── The data ──

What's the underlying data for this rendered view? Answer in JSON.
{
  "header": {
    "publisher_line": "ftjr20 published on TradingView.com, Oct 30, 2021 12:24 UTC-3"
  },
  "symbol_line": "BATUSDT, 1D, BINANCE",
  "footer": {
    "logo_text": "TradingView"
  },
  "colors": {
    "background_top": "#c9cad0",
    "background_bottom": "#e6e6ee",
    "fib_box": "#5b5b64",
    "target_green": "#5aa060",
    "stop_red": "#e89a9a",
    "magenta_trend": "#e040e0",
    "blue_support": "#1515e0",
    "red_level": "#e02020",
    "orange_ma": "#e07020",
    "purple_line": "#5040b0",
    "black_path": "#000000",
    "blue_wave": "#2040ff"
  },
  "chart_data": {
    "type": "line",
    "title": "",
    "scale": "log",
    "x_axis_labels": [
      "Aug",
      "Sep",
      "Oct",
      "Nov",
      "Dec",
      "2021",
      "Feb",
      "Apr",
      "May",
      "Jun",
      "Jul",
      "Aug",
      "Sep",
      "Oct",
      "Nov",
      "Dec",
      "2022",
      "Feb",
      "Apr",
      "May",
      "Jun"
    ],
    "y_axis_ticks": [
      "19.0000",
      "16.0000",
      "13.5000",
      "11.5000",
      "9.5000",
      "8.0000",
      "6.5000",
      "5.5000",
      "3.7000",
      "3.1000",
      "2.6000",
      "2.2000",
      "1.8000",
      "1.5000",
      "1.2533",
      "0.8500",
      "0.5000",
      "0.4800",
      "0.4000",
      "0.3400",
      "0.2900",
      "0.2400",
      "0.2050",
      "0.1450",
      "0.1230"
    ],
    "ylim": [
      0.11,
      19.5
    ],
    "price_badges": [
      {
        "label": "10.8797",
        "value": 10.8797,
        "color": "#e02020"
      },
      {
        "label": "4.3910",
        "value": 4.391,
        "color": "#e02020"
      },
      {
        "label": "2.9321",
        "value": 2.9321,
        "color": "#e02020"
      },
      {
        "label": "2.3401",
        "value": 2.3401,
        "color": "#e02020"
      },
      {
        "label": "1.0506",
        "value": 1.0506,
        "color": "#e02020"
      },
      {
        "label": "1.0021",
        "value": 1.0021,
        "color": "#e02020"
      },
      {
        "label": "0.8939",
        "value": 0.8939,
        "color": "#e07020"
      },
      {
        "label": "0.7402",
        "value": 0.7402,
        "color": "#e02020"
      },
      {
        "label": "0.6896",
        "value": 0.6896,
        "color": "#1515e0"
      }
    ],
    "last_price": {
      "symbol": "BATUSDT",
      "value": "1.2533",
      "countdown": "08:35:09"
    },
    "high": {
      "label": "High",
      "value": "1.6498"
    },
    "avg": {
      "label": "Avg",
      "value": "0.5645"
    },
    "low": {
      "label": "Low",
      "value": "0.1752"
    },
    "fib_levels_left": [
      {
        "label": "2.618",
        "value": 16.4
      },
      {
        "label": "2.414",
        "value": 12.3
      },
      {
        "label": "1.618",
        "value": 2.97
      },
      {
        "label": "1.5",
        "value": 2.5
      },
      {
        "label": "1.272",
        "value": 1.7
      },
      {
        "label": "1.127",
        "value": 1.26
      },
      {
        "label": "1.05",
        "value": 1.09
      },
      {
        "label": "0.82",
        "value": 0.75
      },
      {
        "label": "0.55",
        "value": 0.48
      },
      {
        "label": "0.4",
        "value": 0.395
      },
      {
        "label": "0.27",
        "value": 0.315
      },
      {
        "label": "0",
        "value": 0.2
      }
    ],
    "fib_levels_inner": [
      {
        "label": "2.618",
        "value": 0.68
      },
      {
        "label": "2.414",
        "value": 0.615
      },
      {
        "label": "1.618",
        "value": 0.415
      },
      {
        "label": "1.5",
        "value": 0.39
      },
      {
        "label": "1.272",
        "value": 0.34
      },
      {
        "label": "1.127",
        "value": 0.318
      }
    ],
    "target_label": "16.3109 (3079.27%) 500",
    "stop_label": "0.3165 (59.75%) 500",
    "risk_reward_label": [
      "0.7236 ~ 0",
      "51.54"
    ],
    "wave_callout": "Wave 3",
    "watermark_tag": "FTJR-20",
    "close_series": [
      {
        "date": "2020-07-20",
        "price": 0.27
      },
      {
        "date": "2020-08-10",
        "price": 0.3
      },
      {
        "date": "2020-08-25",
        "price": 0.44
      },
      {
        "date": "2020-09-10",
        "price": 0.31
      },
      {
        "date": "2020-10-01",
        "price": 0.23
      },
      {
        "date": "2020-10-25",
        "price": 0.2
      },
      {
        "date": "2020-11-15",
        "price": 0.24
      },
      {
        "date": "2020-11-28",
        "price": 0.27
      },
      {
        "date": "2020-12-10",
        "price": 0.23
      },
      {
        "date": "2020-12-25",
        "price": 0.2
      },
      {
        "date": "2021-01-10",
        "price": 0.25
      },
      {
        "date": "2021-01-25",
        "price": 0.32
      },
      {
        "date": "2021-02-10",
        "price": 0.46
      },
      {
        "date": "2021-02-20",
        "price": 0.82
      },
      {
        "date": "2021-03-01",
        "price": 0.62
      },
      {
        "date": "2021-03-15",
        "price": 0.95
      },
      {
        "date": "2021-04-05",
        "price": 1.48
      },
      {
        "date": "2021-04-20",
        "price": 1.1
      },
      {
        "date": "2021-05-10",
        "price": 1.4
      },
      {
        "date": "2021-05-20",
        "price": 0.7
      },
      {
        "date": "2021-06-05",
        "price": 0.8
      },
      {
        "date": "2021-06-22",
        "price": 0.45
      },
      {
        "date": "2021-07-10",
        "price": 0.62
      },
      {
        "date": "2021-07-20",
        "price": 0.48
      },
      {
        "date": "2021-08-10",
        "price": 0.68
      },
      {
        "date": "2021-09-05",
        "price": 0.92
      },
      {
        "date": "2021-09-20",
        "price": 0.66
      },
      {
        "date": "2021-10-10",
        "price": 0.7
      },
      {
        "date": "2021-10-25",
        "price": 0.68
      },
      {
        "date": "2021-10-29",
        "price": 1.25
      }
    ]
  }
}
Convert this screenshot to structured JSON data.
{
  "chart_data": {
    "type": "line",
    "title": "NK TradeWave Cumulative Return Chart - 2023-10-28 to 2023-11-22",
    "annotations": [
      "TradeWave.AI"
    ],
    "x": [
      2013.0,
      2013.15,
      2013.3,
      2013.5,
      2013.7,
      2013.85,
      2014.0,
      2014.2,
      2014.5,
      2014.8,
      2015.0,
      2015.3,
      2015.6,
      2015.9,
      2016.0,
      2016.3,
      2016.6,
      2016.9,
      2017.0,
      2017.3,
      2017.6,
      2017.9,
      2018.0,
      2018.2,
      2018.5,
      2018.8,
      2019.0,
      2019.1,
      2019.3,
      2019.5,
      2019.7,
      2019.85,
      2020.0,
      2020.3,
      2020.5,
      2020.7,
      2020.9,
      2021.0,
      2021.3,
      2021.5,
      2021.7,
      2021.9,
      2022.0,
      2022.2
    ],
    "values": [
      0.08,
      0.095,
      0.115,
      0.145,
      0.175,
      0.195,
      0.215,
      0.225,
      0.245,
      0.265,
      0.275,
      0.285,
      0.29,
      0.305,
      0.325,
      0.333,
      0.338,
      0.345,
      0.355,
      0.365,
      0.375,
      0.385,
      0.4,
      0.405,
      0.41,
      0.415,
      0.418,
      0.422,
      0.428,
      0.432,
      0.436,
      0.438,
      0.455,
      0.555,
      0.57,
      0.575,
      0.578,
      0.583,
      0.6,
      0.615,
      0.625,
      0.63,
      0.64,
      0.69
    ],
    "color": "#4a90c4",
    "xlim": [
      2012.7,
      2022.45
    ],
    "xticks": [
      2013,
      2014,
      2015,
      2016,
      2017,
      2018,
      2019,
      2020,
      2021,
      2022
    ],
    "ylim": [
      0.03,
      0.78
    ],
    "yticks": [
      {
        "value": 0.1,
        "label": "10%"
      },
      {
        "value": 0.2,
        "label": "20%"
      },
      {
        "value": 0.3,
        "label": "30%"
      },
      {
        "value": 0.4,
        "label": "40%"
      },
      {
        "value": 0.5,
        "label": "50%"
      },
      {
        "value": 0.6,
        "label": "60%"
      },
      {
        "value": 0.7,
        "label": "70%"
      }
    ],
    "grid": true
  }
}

───

__Job__.
From the listing above, pick out every line containing "TradeWave".

__Final answer__.
    "title": "NK TradeWave Cumulative Return Chart - 2023-10-28 to 2023-11-22",
      "TradeWave.AI"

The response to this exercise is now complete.